WHAT IS REQUIRED: Repeat the data verbatim.

══ DATA IN THIS EXERCISE

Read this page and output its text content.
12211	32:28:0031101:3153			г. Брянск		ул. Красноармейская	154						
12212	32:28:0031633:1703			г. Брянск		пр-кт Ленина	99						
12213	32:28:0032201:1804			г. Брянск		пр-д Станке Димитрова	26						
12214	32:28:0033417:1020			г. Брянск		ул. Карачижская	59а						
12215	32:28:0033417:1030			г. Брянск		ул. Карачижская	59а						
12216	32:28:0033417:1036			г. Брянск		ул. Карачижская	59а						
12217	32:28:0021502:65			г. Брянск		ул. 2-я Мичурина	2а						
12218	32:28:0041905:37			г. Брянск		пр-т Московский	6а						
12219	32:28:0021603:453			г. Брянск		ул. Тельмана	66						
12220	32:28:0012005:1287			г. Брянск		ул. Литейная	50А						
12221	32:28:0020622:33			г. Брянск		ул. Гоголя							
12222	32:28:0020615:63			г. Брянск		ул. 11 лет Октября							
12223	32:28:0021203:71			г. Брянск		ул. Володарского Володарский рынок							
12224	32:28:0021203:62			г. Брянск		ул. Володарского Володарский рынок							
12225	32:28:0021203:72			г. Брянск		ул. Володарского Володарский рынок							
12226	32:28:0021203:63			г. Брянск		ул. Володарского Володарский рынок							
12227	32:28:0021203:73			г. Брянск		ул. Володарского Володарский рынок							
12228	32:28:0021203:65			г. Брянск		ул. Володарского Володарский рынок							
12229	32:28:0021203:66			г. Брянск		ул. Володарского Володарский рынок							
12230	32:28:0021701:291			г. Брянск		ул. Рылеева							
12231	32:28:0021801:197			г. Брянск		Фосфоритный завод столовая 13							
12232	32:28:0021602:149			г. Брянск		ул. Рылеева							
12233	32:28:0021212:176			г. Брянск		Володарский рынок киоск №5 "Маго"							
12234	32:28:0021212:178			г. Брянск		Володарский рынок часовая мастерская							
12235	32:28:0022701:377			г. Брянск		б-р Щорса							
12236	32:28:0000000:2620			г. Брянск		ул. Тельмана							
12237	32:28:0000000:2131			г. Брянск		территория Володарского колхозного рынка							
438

════

EXERCISE OUTPUT:
Read this page and output its text content.
12211	32:28:0031101:3153			г. Брянск		ул. Красноармейская	154						
12212	32:28:0031633:1703			г. Брянск		пр-кт Ленина	99						
12213	32:28:0032201:1804			г. Брянск		пр-д Станке Димитрова	26						
12214	32:28:0033417:1020			г. Брянск		ул. Карачижская	59а						
12215	32:28:0033417:1030			г. Брянск		ул. Карачижская	59а						
12216	32:28:0033417:1036			г. Брянск		ул. Карачижская	59а						
12217	32:28:0021502:65			г. Брянск		ул. 2-я Мичурина	2а						
12218	32:28:0041905:37			г. Брянск		пр-т Московский	6а						
12219	32:28:0021603:453			г. Брянск		ул. Тельмана	66						
12220	32:28:0012005:1287			г. Брянск		ул. Литейная	50А						
12221	32:28:0020622:33			г. Брянск		ул. Гоголя							
12222	32:28:0020615:63			г. Брянск		ул. 11 лет Октября							
12223	32:28:0021203:71			г. Брянск		ул. Володарского Володарский рынок							
12224	32:28:0021203:62			г. Брянск		ул. Володарского Володарский рынок							
12225	32:28:0021203:72			г. Брянск		ул. Володарского Володарский рынок							
12226	32:28:0021203:63			г. Брянск		ул. Володарского Володарский рынок							
12227	32:28:0021203:73			г. Брянск		ул. Володарского Володарский рынок							
12228	32:28:0021203:65			г. Брянск		ул. Володарского Володарский рынок							
12229	32:28:0021203:66			г. Брянск		ул. Володарского Володарский рынок							
12230	32:28:0021701:291			г. Брянск		ул. Рылеева							
12231	32:28:0021801:197			г. Брянск		Фосфоритный завод столовая 13							
12232	32:28:0021602:149			г. Брянск		ул. Рылеева							
12233	32:28:0021212:176			г. Брянск		Володарский рынок киоск №5 "Маго"							
12234	32:28:0021212:178			г. Брянск		Володарский рынок часовая мастерская							
12235	32:28:0022701:377			г. Брянск		б-р Щорса							
12236	32:28:0000000:2620			г. Брянск		ул. Тельмана							
12237	32:28:0000000:2131			г. Брянск		территория Володарского колхозного рынка							
438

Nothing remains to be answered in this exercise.